## Given task
From the entries below, count every line that contains the word "field". Please give the number and nothing else.
◇ ◇ ◇ ◇ ◇ ◇ ◇
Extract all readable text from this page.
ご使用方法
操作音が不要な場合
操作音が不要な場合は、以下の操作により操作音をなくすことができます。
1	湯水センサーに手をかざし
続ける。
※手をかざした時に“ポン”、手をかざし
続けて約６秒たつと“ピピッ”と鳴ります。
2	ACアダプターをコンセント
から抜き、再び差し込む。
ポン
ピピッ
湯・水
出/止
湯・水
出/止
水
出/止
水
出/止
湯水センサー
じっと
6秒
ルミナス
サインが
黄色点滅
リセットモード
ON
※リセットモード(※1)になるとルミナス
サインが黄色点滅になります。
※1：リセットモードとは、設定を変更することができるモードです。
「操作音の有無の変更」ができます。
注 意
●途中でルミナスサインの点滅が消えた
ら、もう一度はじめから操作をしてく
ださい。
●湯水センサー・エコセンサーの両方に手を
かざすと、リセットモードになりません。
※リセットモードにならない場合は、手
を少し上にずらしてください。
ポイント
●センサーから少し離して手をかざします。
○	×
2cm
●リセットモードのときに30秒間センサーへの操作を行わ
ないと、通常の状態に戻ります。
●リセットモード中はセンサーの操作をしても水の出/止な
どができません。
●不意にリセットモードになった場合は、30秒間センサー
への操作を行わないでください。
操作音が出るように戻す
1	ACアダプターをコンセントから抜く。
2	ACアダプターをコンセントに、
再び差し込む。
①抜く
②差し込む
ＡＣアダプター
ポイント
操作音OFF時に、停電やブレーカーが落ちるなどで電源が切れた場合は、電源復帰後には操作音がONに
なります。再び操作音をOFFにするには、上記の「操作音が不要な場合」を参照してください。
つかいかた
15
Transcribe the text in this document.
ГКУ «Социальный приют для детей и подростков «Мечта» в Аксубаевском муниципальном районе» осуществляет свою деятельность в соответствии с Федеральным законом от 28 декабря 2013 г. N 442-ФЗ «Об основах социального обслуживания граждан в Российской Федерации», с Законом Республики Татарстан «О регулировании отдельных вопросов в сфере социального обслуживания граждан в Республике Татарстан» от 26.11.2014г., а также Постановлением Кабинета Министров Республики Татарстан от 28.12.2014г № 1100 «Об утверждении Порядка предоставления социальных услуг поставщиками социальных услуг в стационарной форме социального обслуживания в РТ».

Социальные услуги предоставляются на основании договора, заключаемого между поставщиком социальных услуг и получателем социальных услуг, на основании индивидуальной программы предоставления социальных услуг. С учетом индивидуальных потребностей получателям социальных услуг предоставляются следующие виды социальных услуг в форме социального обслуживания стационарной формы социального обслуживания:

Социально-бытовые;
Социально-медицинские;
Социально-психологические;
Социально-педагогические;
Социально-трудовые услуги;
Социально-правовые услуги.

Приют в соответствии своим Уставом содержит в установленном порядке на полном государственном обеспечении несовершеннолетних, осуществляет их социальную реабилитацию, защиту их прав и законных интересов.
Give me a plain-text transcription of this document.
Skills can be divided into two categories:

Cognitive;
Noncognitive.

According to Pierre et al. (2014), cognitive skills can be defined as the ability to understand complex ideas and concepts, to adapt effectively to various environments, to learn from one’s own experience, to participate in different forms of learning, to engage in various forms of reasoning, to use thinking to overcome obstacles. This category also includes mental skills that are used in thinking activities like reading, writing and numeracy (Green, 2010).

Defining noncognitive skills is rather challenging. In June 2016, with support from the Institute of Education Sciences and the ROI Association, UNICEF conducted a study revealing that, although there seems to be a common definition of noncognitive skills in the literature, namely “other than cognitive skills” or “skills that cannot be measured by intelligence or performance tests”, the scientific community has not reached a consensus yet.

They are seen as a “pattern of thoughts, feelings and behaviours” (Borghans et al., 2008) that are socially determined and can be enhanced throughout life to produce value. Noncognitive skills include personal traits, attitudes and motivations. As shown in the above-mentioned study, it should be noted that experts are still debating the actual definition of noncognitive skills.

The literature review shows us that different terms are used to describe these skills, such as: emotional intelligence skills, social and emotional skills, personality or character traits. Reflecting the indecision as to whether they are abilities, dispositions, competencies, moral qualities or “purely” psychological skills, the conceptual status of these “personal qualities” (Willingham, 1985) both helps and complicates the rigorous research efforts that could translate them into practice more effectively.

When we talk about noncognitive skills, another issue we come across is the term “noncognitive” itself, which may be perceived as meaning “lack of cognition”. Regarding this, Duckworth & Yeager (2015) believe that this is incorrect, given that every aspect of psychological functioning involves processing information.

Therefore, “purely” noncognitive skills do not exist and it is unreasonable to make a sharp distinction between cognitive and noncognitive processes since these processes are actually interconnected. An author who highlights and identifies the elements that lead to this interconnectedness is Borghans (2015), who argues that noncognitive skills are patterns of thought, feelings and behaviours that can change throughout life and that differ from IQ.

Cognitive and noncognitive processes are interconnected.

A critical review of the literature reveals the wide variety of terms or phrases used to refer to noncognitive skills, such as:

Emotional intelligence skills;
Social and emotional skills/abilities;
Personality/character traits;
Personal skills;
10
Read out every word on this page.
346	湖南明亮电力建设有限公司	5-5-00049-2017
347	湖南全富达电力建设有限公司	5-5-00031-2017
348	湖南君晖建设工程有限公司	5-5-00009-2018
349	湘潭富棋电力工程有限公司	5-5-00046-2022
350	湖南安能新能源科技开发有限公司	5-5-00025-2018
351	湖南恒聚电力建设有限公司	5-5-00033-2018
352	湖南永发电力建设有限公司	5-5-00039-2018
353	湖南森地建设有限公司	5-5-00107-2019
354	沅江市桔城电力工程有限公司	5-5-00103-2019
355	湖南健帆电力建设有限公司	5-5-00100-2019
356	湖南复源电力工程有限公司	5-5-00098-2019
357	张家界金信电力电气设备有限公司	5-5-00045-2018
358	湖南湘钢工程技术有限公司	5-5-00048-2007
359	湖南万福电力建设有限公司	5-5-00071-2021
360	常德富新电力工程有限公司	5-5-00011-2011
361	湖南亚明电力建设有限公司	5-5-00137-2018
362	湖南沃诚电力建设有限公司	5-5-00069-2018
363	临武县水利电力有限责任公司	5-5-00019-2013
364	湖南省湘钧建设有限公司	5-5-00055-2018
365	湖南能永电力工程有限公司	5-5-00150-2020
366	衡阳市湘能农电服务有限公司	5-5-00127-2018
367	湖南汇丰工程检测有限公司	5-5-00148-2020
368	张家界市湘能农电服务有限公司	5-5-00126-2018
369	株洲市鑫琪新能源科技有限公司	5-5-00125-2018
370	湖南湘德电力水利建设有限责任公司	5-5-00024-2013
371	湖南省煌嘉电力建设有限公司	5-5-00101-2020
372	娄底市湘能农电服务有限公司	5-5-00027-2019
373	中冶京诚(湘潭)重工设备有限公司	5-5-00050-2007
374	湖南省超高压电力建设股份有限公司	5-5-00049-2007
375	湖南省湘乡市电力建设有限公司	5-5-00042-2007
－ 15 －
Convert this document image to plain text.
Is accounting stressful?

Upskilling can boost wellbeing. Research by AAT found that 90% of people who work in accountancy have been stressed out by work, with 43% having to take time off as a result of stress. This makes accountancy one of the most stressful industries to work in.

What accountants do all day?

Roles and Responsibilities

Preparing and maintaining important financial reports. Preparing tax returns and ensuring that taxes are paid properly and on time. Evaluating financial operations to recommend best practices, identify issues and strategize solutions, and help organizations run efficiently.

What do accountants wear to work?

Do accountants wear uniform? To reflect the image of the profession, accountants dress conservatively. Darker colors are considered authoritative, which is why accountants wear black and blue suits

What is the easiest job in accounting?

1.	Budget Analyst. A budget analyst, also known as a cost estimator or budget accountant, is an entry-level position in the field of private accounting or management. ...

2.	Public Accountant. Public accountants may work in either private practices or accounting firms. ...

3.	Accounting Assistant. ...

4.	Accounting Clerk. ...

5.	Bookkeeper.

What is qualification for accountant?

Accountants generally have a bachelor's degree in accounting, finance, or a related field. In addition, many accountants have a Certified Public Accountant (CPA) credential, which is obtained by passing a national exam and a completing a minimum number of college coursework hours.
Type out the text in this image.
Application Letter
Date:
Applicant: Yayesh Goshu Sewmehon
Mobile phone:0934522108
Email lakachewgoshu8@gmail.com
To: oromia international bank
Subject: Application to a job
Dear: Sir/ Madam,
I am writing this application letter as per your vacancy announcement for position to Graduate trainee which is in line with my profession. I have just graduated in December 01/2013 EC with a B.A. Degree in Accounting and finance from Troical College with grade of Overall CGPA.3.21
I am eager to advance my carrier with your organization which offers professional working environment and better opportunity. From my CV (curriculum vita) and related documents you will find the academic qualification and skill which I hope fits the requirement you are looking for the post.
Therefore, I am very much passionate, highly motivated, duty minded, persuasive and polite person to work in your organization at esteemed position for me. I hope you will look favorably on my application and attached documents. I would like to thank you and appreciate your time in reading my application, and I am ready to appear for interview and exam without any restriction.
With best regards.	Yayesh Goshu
◇ ◇ ◇ ◇ ◇ ◇ ◇
## Expected answer
2